ACTIONS DEMANDÉES:
• a. Résumez en deux phrases l'article sur l'exposition Charles Le Brun au Louvre-Lens.
• b. Poursuivez l'article sur l'exposition Charles Le Brun au Louvre-Lens à la suite de sa dernière phrase.

TEXTE À LIRE:
====

Grand Siècle

Charles Le Brun, prodige et éclectique

Par Vincent Noce · Le Journal des Arts

Le 21 juin 2016 - 791 mots

Enrichie par les récentes découvertes, l’exposition du Louvre-Lens dresse le portrait d’un artiste, dont l’œuvre, au croisement de plusieurs influences, est mise au service du pouvoir.

LENS - Peut-on imaginer Charles Le Brun loin de Louis XIV et de Versailles ? C’est ainsi que pourrait être résumé le pari lancé à Lens par Bénédicte Gady et Nicolas Milovanovic. Leur rétrospective reprend l’itinéraire du peintre, depuis son retour de Rome à son apogée comme artiste officiel, dirigeant les manufactures et les chantiers royaux. Elle s’ouvre aux dernières recherches et découvertes, des tableaux apparus sur le marché à ceux récupérés dans les réserves, une suite du Ritz ou un grenier de l’abbaye Notre-Dame de la Trappe. Pratiquement aucune œuvre de la première salle ne figurait dans l’exposition de 2007 à Versailles, ni dans celle de Jacques Thuillier en 1963.

Mêlant tous les arts, sous l’impulsion d’un tandem ouvert aux questionnements, l’antenne du Louvre réussit ici sa première exposition scientifique depuis son ouverture en 2012. Pour ne rien gâcher, un réel effort a été consenti pour l’accompagnement didactique, même s’il aurait mérité d’être un peu plus soutenu. Par exemple, il n’aurait pas été inutile d’expliquer les raisons pour lesquelles un tableau peut être l’œuvre de deux peintres, comme Charles Le Brun et Gaspard Dughet, ou d’indiquer, sous leur portrait, qui est Michel Lasne ou Charles-Alphonse du Fresnoy et leurs liens avec le peintre (1).

Influences croisées
De quel côté penche Le Brun ? L’exposition a bien du mal à apporter une réponse. Elle évoque les Flamands et, bien sûr, Poussin. Le choix des exploits de Moïse, qui les rapproche, est renforcé par une lumière très basse, nous ramenant à ses tonalités assourdies. Il est le maître le plus cité, distançant largement un Simon Vouet, auquel Le Brun doit beaucoup pourtant, en dépit de leurs relations tumultueuses.

====

ENTRÉES:
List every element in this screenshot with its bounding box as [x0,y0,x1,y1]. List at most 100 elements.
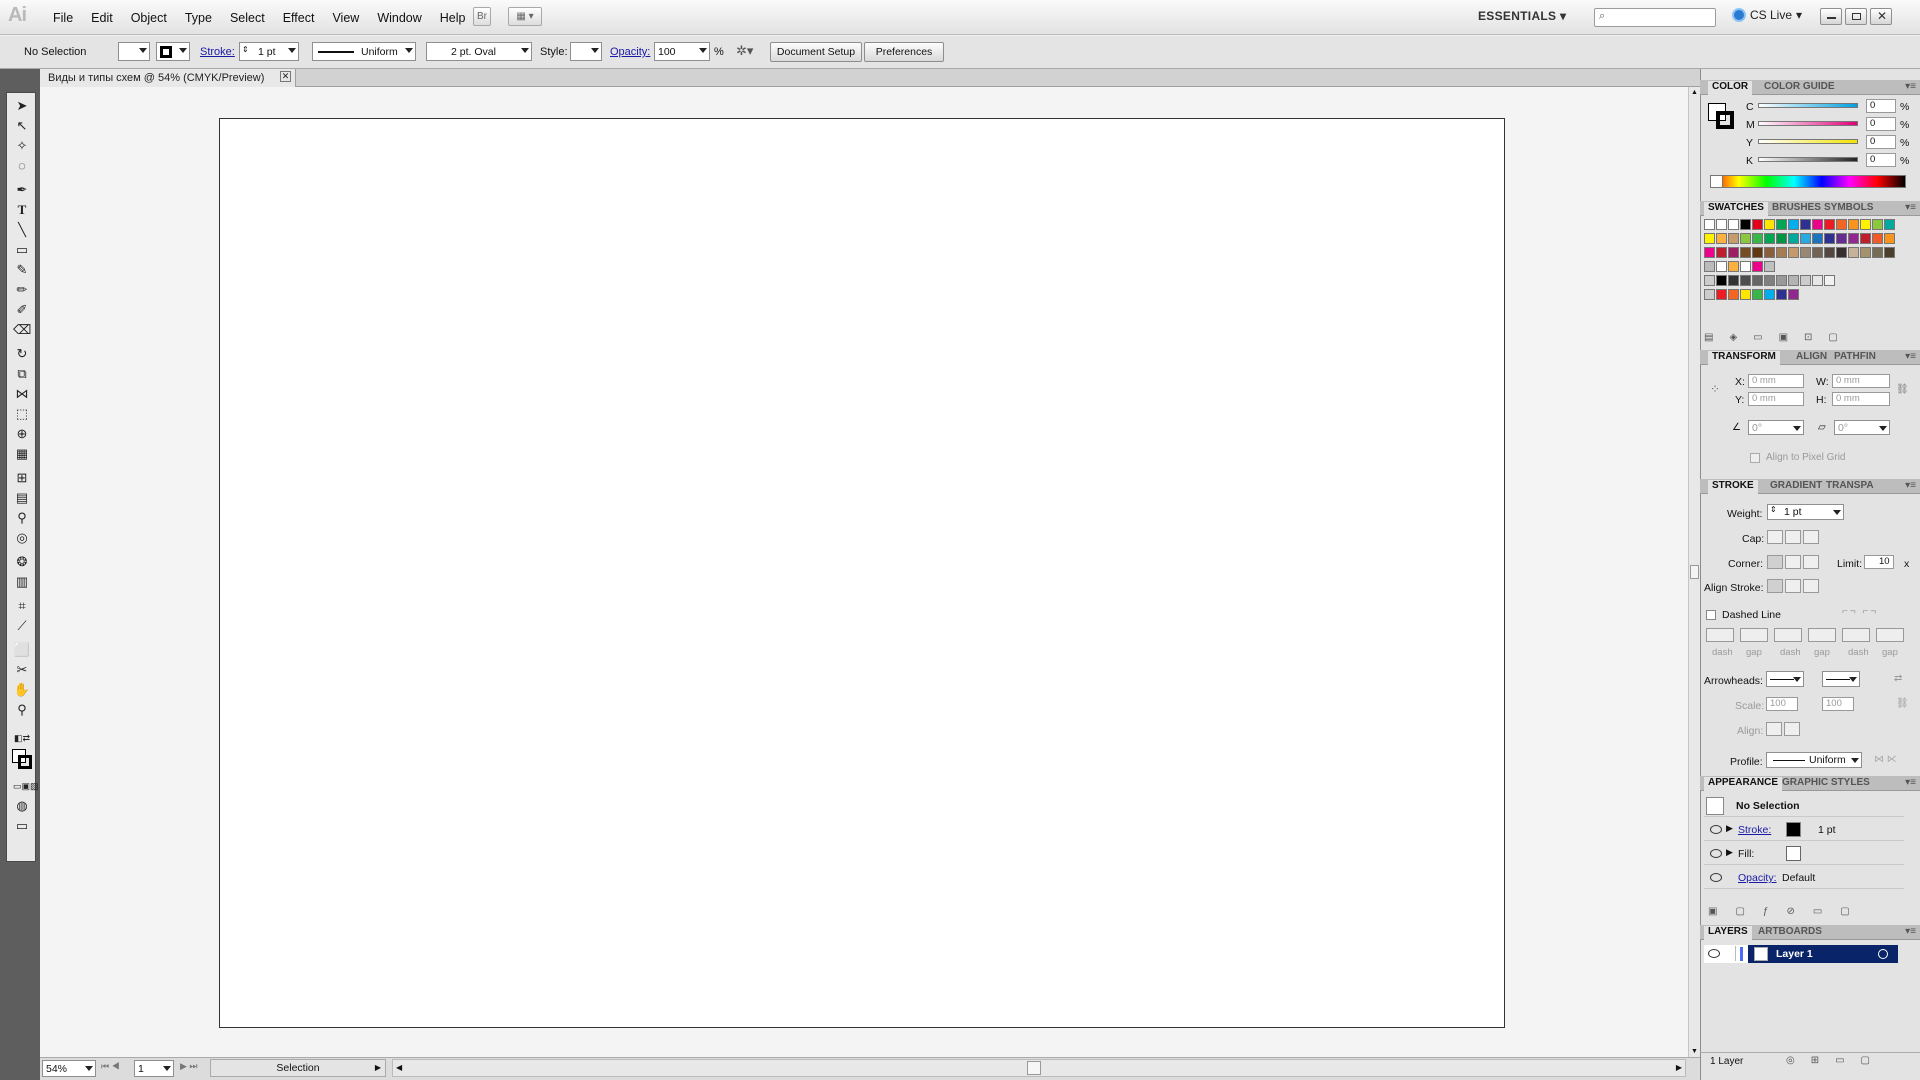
color-swatch[interactable] [1716,275,1727,286]
shape-builder-tool-icon[interactable]: ⊕ [13,425,31,443]
end-scale-field[interactable]: 100 [1822,697,1854,711]
column-graph-tool-icon[interactable]: ▥ [13,573,31,591]
align-inside-button[interactable] [1785,579,1801,593]
color-swatch[interactable] [1800,275,1811,286]
artboard[interactable] [219,118,1505,1028]
opacity-field[interactable]: 100 [654,42,710,61]
color-swatch[interactable] [1788,275,1799,286]
cmyk-slider-y[interactable] [1758,139,1858,144]
close-tab-icon[interactable]: ✕ [280,71,291,82]
tab-pathfinder[interactable]: PATHFIN [1830,351,1880,362]
layer-row[interactable]: Layer 1 [1704,945,1898,963]
color-swatch[interactable] [1860,219,1871,230]
cmyk-slider-k[interactable] [1758,157,1858,162]
arrange-documents-button[interactable]: ▦ ▾ [508,7,542,26]
artboard-number-dropdown[interactable]: 1 [134,1060,174,1077]
drawing-mode-icon[interactable]: ◍ [13,797,31,815]
zoom-tool-icon[interactable]: ⚲ [13,701,31,719]
color-swatch[interactable] [1728,275,1739,286]
preferences-button[interactable]: Preferences [864,42,944,62]
recolor-artwork-icon[interactable]: ✲▾ [736,43,762,61]
visibility-eye-icon[interactable] [1710,849,1722,858]
swap-arrowheads-icon[interactable]: ⇄ [1894,673,1902,684]
color-swatch[interactable] [1812,275,1823,286]
first-artboard-icon[interactable]: ⏮ ◀ [101,1061,120,1072]
menu-view[interactable]: View [323,11,368,25]
color-swatch[interactable] [1776,275,1787,286]
color-swatch[interactable] [1800,233,1811,244]
butt-cap-button[interactable] [1767,530,1783,544]
close-button[interactable]: ✕ [1870,8,1892,25]
tab-transform[interactable]: TRANSFORM [1708,351,1780,365]
horizontal-scroll-thumb[interactable] [1027,1061,1041,1075]
color-swatch[interactable] [1752,219,1763,230]
color-swatch[interactable] [1848,247,1859,258]
restore-button[interactable] [1845,8,1867,25]
dash-gap-field[interactable] [1740,628,1768,642]
dash-alignment-icons[interactable]: ⌐¬ ⌐¬ [1842,606,1878,617]
color-swatch[interactable] [1776,289,1787,300]
color-swatch[interactable] [1812,247,1823,258]
tab-gradient[interactable]: GRADIENT [1766,480,1826,491]
color-swatch[interactable] [1788,219,1799,230]
color-swatch[interactable] [1836,247,1847,258]
color-swatch[interactable] [1740,261,1751,272]
menu-select[interactable]: Select [221,11,274,25]
start-arrowhead-dropdown[interactable] [1766,671,1804,687]
lock-toggle-icon[interactable] [1724,946,1736,961]
transform-x-field[interactable]: 0 mm [1748,374,1804,388]
crop-area-tool-icon[interactable]: ⬜ [13,641,31,659]
menu-file[interactable]: File [44,11,82,25]
color-swatch[interactable] [1740,247,1751,258]
color-swatch[interactable] [1884,247,1895,258]
tab-align[interactable]: ALIGN [1792,351,1831,362]
vertical-scrollbar[interactable]: ▲ ▼ [1688,87,1700,1057]
appearance-fill-swatch[interactable] [1786,846,1801,861]
tab-swatches[interactable]: SWATCHES [1704,202,1768,216]
visibility-eye-icon[interactable] [1710,873,1722,882]
transform-h-field[interactable]: 0 mm [1832,392,1890,406]
scroll-left-icon[interactable]: ◀ [396,1063,402,1072]
knife-tool-icon[interactable]: ✂ [13,661,31,679]
rotate-tool-icon[interactable]: ↻ [13,345,31,363]
color-swatch[interactable] [1764,219,1775,230]
constrain-link-icon[interactable]: ⛓ [1896,384,1909,395]
color-swatch[interactable] [1848,233,1859,244]
visibility-eye-icon[interactable] [1710,825,1722,834]
color-swatch[interactable] [1812,233,1823,244]
blob-brush-tool-icon[interactable]: ✐ [13,301,31,319]
menu-window[interactable]: Window [368,11,430,25]
color-swatch[interactable] [1752,289,1763,300]
dash-gap-field[interactable] [1706,628,1734,642]
round-join-button[interactable] [1785,555,1801,569]
panel-menu-icon[interactable]: ▾≡ [1905,926,1916,937]
variable-width-profile-dropdown[interactable]: Uniform [312,42,416,61]
menu-edit[interactable]: Edit [82,11,122,25]
color-swatch[interactable] [1752,233,1763,244]
stroke-profile-dropdown[interactable]: Uniform [1766,752,1862,768]
zoom-dropdown[interactable]: 54% [42,1060,96,1077]
width-tool-icon[interactable]: ⋈ [13,385,31,403]
tab-color-guide[interactable]: COLOR GUIDE [1760,81,1839,92]
menu-help[interactable]: Help [431,11,475,25]
brush-definition-dropdown[interactable]: 2 pt. Oval [426,42,532,61]
start-scale-field[interactable]: 100 [1766,697,1798,711]
color-swatch[interactable] [1728,289,1739,300]
color-swatch[interactable] [1812,219,1823,230]
end-arrowhead-dropdown[interactable] [1822,671,1860,687]
visibility-eye-icon[interactable] [1708,949,1720,958]
dash-gap-field[interactable] [1876,628,1904,642]
layers-panel-buttons[interactable]: ◎⊞▭▢ [1786,1055,1886,1066]
flip-profile-icons[interactable]: ⋈ ⋉ [1874,754,1897,765]
panel-menu-icon[interactable]: ▾≡ [1905,480,1916,491]
color-swatch[interactable] [1776,219,1787,230]
weight-field[interactable]: ⇕ 1 pt [1767,504,1844,520]
eraser-tool-icon[interactable]: ⌫ [13,321,31,339]
color-swatch[interactable] [1764,289,1775,300]
color-swatch[interactable] [1716,219,1727,230]
cmyk-field-y[interactable]: 0 [1866,135,1896,149]
tab-stroke[interactable]: STROKE [1708,480,1758,494]
color-swatch[interactable] [1788,289,1799,300]
appearance-opacity-link[interactable]: Opacity: [1738,872,1777,884]
pen-tool-icon[interactable]: ✒ [13,181,31,199]
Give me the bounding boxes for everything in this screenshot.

====

RÉSULTATS OBTENUS:
• a. Conçue par Bénédicte Gady et Nicolas Milovanovic, l'exposition du Louvre-Lens retrace le parcours de Charles Le Brun, de son retour de Rome à son apogée comme artiste officiel, et intègre des œuvres récemment découvertes ou retrouvées. Première exposition scientifique de l'antenne du Louvre depuis son ouverture en 2012, elle offre un accompagnement didactique qui aurait mérité d'être plus soutenu et a du mal à déterminer de quel côté penche le peintre, Poussin restant le maître le plus cité.

• b.
Très tôt, le jeune artiste cherche à maîtriser le sens de la composition et la force des expressions, comme le montre ici Hercule terrassant Diomède. Ce traitement des grands formats fait son succès auprès du roi, qui comprend vite le parti qu’il peut en tirer pour son propre programme. Le cheval jeté à terre inaugure aussi un long bestiaire. Les animaux, comme les personnages secondaires, forment autant de transitions qui éveillent l’éloquence narrative du peintre. La salle dévolue à ces études est une réussite. Le Brun adore les chiens et les chevaux. Dans les peintures animalières de Pieter Boel ou à la ménagerie royale, il scrute les lions, les éléphants ou les chameaux. À travers eux, il fait ressentir les émotions, dont il étudie les parentés avec l’expression humaine, dans la foulée de René Descartes et du scientifique napolitain Giambattista della Porta. À « l’espèce de l’homme », il concède néanmoins « un mouvement singulier qui n’appartient qu’à lui » : le froncement de sourcils et les yeux tournés vers le ciel… L’âme est sauve.

Souffle baroque
On s’éloigne de Poussin dans les grands décors, abordés par la maquette de la chapelle de Versailles qui avait été déjà dévoilée en 2007. Le Brun s’est inspiré des plafonds des Cortone et Carracci vus à Rome, allant jusqu’à envahir des pièces entières de ses scènes peintes, prolongées par les stucs, les bronzes dorés, les rideaux et les architectures en trompe-l’œil, dont le sommet est la galerie des glaces. Nous voici de retour à Versailles : s’il y a bien un côté vers lequel il penche, c’est celui de la gloire et du pouvoir…

Dans sa précédente exposition à Versailles, Nicolas Milovanovic avait tenu à dissiper sa réputation de dictateur des arts. Il mettait ainsi en exergue la commande passée à François Girardon pour illustrer l’hiver, au sein d’un vaste cycle allégorique pour le parterre d’eau de Versailles. D’un tragique intense, le vieillard recroquevillé par le froid, à la peau rugueuse, est assez éloigné du dessin sommaire proposé par Le Brun. Sous l’Ancien Régime, l’Académie royale de peinture et de sculpture qu’il a fondée était une enceinte de débats, dans laquelle il édictait des préceptes que lui-même ne suivait pas toujours. Nul ne conteste cette part de liberté désormais. La postérité de Le Brun a d’ailleurs moins souffert de cette réputation que de ses propres limitations. Il flotte en son art une sorte d’indistinction. Empruntant à de multiples sources, il sut les reprendre dans un projet grandiose. Il lui manque l’étincelle du génie. Ayant écarté ses rivaux, il ne laisse pas d’héritier. Alors que François Girardon incarne la relève d’une brillante génération de sculpteurs, sa disparition et la fin du règne signent un effacement de la peinture.

Note

(1) Le premier était un graveur prolixe, le second un peintre et théoricien, élève de Simon Vouet.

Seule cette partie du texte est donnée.